Collection entries
--- BEGIN ---

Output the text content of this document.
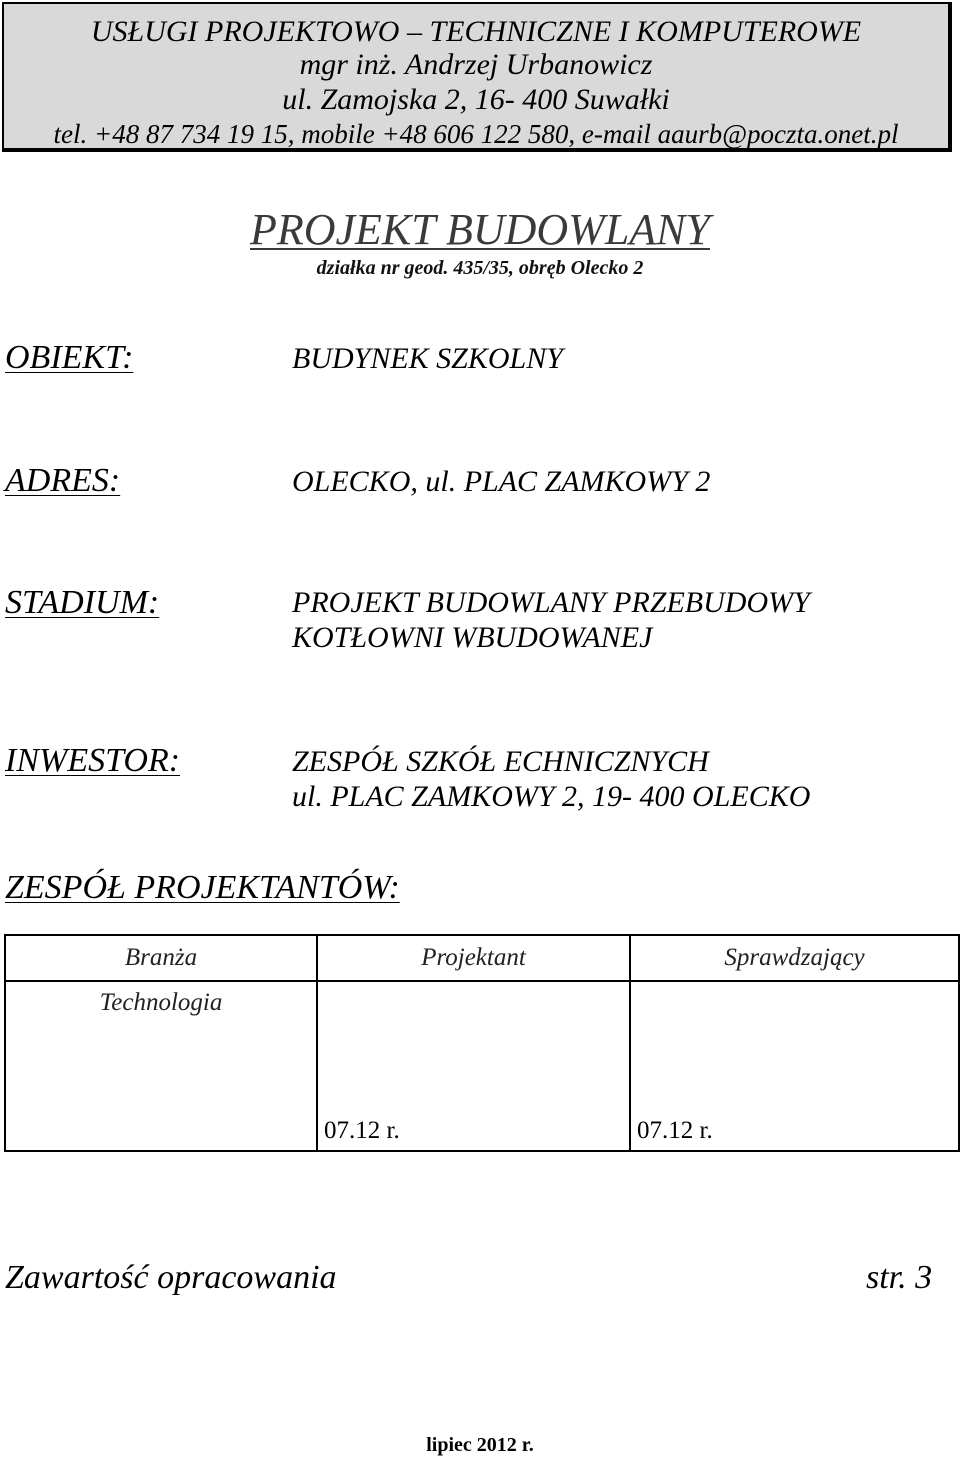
USŁUGI PROJEKTOWO – TECHNICZNE I KOMPUTEROWE
mgr inż. Andrzej Urbanowicz
ul. Zamojska 2, 16- 400 Suwałki
tel. +48 87 734 19 15, mobile +48 606 122 580, e-mail aaurb@poczta.onet.pl
PROJEKT BUDOWLANY
działka nr geod. 435/35, obręb Olecko 2
OBIEKT:	BUDYNEK SZKOLNY
ADRES:	OLECKO, ul. PLAC ZAMKOWY 2
STADIUM:	PROJEKT BUDOWLANY PRZEBUDOWY
KOTŁOWNI WBUDOWANEJ
INWESTOR:	ZESPÓŁ SZKÓŁ ECHNICZNYCH
ul. PLAC ZAMKOWY 2, 19- 400 OLECKO
ZESPÓŁ PROJEKTANTÓW:
Branża	Projektant	Sprawdzający

Technologia	07.12 r.	07.12 r.
Zawartość opracowania	str. 3
lipiec 2012 r.
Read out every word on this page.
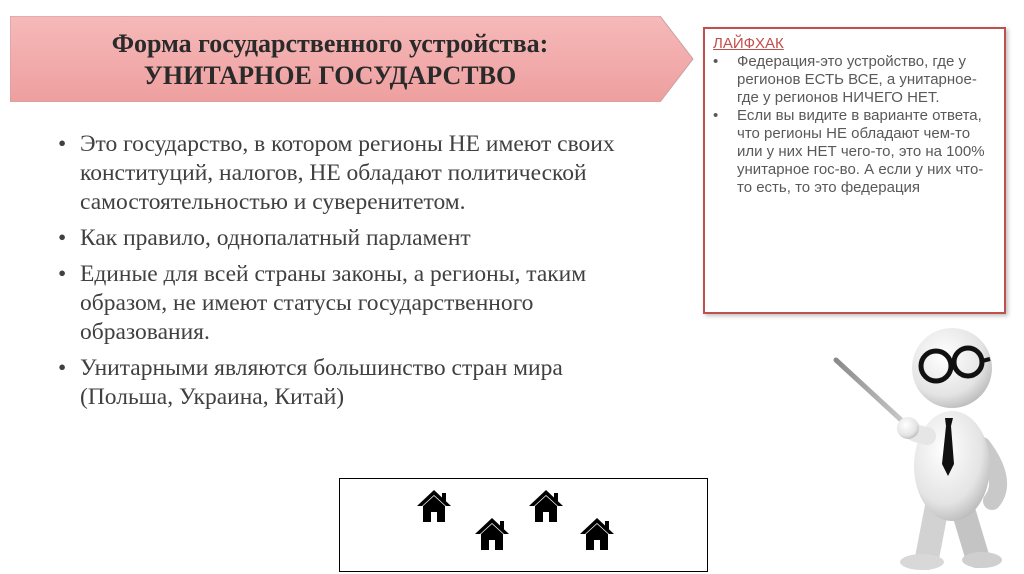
Форма государственного устройства:
УНИТАРНОЕ ГОСУДАРСТВО
ЛАЙФХАК
• Федерация-это устройство, где у регионов ЕСТЬ ВСЕ, а унитарное-где у регионов НИЧЕГО НЕТ.
• Если вы видите в варианте ответа, что регионы НЕ обладают чем-то или у них НЕТ чего-то, это на 100% унитарное гос-во. А если у них что-то есть, то это федерация
• Это государство, в котором регионы НЕ имеют своих конституций, налогов, НЕ обладают политической самостоятельностью и суверенитетом.
• Как правило, однопалатный парламент
• Единые для всей страны законы, а регионы, таким образом, не имеют статусы государственного образования.
• Унитарными являются большинство стран мира (Польша, Украина, Китай)
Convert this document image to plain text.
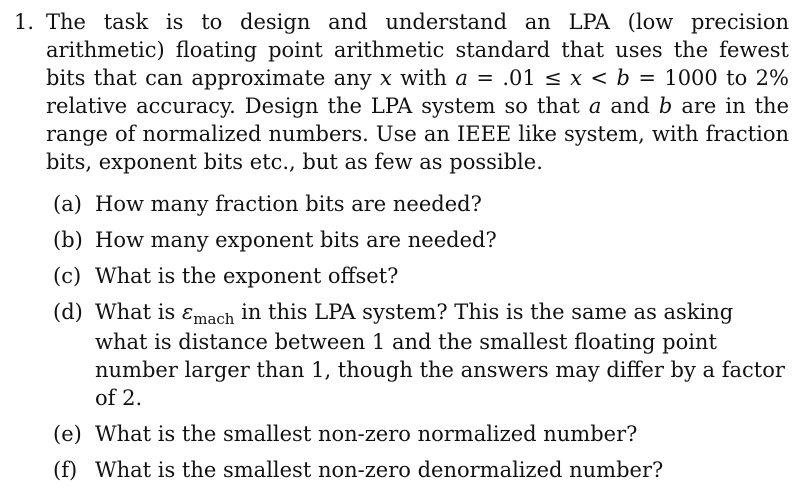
1. The task is to design and understand an LPA (low precision arithmetic) floating point arithmetic standard that uses the fewest bits that can approximate any x with a = .01 ≤ x < b = 1000 to 2% relative accuracy. Design the LPA system so that a and b are in the range of normalized numbers. Use an IEEE like system, with fraction bits, exponent bits etc., but as few as possible.

(a) How many fraction bits are needed?
(b) How many exponent bits are needed?
(c) What is the exponent offset?
(d) What is $\varepsilon_{mach}$ in this LPA system? This is the same as asking what is distance between 1 and the smallest floating point number larger than 1, though the answers may differ by a factor of 2.
(e) What is the smallest non-zero normalized number?
(f) What is the smallest non-zero denormalized number?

--- END ---

Only lines that contain the word "document" are wanted; copy each of them.

Output the text content of this document.
Convert this document image to plain text.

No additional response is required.